▶ [REQUIREMENT] Pull out each line of the records holding the string "plain".

▶ [MATERIAL SHOWN]
begin

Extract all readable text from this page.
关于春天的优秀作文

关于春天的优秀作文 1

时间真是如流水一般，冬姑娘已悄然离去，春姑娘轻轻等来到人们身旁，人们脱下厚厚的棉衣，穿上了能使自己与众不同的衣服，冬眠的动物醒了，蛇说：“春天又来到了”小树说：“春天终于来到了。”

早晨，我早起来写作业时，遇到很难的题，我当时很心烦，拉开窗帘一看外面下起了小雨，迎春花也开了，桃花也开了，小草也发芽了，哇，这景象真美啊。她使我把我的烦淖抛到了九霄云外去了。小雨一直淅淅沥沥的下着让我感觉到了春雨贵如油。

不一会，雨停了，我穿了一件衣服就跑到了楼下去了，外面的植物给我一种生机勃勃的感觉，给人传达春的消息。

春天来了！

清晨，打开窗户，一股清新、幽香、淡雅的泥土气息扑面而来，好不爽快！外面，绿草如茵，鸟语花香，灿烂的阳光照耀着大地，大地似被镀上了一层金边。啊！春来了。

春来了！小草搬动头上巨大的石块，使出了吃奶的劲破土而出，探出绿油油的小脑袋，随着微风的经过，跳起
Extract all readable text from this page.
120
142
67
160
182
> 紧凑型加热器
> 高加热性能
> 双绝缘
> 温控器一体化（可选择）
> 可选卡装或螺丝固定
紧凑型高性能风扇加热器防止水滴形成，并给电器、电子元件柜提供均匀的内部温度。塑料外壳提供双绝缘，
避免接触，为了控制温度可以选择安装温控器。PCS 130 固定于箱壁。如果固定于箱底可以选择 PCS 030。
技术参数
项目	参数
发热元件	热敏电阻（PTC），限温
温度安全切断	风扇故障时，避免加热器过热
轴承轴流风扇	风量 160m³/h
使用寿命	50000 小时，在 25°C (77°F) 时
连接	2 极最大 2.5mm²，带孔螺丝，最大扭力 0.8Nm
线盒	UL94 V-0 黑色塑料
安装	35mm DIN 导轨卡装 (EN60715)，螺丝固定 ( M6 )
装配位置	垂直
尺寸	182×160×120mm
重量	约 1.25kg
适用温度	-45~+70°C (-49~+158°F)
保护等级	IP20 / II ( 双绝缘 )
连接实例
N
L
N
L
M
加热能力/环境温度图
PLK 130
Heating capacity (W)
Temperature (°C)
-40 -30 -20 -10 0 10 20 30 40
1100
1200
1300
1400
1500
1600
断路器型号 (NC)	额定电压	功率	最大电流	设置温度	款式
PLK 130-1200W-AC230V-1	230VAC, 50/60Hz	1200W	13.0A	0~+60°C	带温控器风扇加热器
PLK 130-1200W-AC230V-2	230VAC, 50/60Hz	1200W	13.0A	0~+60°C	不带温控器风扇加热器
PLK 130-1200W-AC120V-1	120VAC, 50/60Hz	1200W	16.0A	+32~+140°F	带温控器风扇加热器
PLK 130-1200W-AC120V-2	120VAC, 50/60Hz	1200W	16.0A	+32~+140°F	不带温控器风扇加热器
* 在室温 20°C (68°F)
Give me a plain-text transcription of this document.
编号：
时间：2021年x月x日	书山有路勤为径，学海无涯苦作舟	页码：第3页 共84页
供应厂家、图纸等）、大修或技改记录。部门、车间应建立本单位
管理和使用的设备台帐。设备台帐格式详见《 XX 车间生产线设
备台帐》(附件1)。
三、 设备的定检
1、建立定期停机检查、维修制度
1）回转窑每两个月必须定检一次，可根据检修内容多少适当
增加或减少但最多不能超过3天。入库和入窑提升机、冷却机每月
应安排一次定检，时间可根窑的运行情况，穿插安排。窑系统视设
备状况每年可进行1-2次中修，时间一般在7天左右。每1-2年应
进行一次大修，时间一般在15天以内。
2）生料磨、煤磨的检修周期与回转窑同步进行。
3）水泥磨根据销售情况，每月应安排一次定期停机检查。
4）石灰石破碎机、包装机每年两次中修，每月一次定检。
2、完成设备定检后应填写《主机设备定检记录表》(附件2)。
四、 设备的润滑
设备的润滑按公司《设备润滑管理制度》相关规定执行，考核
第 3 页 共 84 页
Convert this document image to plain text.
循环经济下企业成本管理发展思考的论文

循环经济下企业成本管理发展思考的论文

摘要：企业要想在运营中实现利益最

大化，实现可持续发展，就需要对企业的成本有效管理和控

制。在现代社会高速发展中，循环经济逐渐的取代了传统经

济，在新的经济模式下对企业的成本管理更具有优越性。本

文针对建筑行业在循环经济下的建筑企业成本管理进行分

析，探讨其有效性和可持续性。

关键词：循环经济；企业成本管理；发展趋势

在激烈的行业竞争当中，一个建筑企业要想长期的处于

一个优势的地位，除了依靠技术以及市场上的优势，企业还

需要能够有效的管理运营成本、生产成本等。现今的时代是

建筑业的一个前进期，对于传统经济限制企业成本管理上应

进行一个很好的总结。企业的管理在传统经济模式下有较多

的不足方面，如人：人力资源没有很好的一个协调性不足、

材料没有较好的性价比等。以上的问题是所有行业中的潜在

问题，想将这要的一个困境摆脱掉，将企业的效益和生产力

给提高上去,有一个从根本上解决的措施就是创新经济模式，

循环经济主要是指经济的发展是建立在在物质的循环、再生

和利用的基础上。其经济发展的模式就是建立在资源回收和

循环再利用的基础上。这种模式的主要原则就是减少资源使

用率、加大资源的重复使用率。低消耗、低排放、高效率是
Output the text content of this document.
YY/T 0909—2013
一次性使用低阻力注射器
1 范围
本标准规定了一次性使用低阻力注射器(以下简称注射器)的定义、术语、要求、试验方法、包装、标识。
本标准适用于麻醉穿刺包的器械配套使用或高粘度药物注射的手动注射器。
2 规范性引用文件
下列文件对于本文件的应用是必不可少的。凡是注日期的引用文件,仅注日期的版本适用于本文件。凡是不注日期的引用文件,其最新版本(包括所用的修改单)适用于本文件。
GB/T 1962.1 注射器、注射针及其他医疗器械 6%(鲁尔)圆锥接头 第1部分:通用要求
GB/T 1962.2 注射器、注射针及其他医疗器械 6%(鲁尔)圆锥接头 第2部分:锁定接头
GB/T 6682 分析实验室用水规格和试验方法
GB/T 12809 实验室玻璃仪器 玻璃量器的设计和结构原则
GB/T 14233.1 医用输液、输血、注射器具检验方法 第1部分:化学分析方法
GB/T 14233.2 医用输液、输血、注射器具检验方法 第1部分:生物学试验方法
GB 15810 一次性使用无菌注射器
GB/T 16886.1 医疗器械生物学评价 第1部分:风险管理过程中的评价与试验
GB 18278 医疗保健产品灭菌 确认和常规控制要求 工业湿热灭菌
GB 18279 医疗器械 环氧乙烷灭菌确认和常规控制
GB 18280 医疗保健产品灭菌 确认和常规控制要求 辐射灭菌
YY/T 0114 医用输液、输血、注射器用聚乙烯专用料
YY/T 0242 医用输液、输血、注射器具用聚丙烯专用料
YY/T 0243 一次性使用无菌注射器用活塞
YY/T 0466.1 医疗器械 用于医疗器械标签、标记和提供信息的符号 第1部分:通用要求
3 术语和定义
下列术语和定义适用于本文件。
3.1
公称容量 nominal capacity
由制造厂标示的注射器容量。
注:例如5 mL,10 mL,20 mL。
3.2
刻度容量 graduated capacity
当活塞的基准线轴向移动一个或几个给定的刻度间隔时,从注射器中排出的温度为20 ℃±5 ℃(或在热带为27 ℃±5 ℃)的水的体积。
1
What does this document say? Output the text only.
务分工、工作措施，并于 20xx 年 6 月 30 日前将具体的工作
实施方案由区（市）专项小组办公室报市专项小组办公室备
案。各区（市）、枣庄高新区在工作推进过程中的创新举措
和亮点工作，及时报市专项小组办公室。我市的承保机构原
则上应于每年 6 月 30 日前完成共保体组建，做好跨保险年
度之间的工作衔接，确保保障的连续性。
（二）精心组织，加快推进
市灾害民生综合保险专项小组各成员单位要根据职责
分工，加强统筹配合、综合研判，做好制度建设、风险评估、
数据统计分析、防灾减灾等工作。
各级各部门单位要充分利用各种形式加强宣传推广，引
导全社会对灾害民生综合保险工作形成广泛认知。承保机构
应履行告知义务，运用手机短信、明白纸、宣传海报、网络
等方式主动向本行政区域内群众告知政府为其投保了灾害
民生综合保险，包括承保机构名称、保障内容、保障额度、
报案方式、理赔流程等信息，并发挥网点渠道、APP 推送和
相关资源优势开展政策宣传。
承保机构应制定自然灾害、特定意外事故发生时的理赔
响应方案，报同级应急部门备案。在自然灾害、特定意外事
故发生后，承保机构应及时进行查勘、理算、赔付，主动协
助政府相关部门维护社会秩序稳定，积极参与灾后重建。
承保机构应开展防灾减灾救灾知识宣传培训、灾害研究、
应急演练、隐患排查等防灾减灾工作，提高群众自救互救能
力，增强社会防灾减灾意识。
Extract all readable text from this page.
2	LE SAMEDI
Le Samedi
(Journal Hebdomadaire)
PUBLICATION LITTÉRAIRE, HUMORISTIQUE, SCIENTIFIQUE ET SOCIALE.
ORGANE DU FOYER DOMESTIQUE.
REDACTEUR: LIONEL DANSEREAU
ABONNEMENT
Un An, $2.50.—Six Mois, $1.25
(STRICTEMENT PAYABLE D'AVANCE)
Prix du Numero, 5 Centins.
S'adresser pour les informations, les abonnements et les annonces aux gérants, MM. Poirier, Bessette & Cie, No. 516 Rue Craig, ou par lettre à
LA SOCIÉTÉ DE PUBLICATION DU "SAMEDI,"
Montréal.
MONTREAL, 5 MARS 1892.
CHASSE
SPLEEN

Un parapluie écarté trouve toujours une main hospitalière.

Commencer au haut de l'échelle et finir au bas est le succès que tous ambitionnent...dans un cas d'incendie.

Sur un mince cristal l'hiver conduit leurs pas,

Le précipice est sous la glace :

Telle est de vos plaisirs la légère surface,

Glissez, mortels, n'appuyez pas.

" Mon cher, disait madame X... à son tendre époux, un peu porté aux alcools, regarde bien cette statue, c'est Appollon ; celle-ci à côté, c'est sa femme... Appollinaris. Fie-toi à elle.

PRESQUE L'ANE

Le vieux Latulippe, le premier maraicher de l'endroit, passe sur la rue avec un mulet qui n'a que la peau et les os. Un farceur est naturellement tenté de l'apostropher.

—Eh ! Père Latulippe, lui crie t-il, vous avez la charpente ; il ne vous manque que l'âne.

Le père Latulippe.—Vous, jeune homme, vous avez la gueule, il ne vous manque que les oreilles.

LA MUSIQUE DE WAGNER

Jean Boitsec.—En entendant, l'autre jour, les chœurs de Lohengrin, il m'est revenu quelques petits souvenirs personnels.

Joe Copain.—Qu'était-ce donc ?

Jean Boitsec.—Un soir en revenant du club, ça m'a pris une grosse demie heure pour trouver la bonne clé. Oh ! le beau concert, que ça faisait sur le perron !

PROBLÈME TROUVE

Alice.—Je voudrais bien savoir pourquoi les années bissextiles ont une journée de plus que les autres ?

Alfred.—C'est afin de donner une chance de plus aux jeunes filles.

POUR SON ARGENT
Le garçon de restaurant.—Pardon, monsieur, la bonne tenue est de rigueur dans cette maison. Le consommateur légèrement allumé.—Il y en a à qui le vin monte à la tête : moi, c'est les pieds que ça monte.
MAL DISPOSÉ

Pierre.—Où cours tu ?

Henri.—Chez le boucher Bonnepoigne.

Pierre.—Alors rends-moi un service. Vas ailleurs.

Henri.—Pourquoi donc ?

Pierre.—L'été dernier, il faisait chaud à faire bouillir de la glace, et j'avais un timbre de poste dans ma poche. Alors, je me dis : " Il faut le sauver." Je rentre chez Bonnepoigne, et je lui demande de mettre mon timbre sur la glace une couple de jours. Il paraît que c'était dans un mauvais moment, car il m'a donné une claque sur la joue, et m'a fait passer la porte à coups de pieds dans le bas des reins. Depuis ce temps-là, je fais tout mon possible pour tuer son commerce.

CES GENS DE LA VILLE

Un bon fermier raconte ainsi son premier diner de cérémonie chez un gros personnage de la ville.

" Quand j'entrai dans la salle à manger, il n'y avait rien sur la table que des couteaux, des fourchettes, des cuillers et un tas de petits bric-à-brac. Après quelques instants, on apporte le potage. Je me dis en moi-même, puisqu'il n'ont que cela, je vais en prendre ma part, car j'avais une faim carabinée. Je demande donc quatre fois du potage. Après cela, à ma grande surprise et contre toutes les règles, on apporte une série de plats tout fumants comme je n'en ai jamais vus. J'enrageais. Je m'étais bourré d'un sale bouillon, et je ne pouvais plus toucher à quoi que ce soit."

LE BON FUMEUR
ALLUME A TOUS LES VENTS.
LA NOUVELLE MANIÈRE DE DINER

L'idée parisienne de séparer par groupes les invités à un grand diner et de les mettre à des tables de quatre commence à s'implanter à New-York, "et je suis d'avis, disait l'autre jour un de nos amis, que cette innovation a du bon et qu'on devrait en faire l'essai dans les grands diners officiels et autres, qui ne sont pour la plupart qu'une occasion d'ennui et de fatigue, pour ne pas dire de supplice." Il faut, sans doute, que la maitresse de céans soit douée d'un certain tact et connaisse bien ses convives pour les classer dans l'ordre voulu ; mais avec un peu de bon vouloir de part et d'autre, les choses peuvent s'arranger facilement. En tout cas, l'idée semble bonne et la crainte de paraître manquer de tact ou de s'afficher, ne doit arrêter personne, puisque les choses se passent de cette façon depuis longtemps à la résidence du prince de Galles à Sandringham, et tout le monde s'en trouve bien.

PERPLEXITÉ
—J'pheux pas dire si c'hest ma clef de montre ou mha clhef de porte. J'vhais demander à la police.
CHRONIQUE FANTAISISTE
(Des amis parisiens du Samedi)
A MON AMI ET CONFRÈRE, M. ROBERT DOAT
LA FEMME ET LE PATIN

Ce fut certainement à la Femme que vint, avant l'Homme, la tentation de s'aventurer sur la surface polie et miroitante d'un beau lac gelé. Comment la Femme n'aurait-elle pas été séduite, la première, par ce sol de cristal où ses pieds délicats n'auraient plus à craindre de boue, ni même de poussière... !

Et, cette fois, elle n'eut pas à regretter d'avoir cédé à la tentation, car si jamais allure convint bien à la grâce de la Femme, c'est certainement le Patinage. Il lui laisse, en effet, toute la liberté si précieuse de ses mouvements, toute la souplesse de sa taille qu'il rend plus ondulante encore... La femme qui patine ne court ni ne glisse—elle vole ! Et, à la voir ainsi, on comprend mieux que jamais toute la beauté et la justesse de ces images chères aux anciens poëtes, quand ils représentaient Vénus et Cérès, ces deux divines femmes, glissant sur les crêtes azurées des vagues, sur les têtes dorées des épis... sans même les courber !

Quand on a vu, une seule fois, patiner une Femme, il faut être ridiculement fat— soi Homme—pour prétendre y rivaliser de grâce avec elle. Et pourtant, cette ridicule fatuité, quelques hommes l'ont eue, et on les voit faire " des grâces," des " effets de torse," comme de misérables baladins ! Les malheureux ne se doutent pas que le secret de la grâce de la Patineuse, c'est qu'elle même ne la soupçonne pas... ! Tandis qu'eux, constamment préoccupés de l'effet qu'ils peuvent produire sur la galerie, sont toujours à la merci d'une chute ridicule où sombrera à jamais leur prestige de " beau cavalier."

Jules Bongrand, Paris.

end

▶ [OUTPUT OF THE EXERCISE]
Give me a plain-text transcription of this document.
Convert this document image to plain text.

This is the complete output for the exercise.